- Your objective: Check every line of the entries for "JACKET", and copy the lines that hold it.

Dataset records:

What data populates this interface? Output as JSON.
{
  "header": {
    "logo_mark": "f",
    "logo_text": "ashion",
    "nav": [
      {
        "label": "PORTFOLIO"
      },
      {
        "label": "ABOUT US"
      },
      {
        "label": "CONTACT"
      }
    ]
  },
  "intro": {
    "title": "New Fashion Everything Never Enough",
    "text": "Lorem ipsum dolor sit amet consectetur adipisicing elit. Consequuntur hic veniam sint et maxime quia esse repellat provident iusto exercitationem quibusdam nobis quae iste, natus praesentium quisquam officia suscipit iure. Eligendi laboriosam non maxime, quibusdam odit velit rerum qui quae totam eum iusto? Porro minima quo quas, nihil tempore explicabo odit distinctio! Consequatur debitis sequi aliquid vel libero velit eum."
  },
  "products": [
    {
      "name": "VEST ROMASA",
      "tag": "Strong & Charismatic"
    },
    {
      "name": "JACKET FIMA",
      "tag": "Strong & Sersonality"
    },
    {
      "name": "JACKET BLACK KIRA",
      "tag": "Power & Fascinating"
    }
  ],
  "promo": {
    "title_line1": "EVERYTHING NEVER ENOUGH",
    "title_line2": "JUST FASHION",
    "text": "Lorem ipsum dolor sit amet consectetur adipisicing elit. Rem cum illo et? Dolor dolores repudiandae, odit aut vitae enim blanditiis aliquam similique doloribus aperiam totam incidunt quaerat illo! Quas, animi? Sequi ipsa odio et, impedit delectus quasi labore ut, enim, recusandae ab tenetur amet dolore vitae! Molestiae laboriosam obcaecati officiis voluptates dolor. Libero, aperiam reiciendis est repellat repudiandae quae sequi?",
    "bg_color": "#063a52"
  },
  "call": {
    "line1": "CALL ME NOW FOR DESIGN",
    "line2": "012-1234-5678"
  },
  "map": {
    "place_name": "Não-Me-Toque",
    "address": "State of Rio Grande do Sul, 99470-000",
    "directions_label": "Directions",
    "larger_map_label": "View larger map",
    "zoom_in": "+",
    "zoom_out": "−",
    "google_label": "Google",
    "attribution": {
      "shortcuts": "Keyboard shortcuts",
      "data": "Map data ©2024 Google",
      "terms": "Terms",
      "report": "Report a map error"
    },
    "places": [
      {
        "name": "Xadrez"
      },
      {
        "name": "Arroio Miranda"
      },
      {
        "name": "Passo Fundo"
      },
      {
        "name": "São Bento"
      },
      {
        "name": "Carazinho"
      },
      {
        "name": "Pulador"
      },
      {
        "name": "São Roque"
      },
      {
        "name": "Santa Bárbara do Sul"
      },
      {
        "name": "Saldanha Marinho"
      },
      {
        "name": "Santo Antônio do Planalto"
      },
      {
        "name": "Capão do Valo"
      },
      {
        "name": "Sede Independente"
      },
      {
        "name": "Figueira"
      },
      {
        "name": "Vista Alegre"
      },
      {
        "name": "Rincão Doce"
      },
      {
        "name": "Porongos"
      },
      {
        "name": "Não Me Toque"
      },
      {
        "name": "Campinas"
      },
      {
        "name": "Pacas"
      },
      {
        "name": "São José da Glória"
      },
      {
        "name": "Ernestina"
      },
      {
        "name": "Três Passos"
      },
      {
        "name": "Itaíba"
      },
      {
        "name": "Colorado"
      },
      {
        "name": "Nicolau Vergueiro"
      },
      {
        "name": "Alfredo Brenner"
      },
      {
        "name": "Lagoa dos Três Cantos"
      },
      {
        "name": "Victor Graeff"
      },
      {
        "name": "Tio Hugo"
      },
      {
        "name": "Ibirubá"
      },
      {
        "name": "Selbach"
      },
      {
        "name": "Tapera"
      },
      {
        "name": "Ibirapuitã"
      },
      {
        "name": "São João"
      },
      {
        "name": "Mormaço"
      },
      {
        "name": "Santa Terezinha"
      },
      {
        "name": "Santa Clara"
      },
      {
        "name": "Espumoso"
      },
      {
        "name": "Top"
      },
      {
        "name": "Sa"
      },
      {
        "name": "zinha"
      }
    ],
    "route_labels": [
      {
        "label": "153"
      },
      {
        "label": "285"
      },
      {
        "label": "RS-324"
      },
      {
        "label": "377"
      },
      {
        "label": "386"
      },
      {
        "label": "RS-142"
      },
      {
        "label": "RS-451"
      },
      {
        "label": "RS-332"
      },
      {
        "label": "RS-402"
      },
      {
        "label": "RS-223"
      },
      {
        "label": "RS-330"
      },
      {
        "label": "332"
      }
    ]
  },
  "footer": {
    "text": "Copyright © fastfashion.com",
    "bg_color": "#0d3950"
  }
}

- Complete response:
      "name": "JACKET FIMA",
      "name": "JACKET BLACK KIRA",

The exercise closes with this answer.